> **Written request**:
Copy each item below, substituting "interface capture" for "screenshot" and keeping everything else unchanged.

-*-

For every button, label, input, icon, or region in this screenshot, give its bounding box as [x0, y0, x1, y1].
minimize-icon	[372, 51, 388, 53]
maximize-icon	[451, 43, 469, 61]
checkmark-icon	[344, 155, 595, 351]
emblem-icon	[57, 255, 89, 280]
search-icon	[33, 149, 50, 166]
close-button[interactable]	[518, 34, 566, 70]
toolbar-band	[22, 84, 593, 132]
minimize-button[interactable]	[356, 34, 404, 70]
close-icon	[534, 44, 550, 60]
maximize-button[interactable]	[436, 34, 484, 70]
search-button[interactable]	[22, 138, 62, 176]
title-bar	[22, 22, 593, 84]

-*-

> **Task response**:
For every button, label, input, icon, or region in this interface capture, give its bounding box as [x0, y0, x1, y1].
minimize-icon	[372, 51, 388, 53]
maximize-icon	[451, 43, 469, 61]
checkmark-icon	[344, 155, 595, 351]
emblem-icon	[57, 255, 89, 280]
search-icon	[33, 149, 50, 166]
close-button[interactable]	[518, 34, 566, 70]
toolbar-band	[22, 84, 593, 132]
minimize-button[interactable]	[356, 34, 404, 70]
close-icon	[534, 44, 550, 60]
maximize-button[interactable]	[436, 34, 484, 70]
search-button[interactable]	[22, 138, 62, 176]
title-bar	[22, 22, 593, 84]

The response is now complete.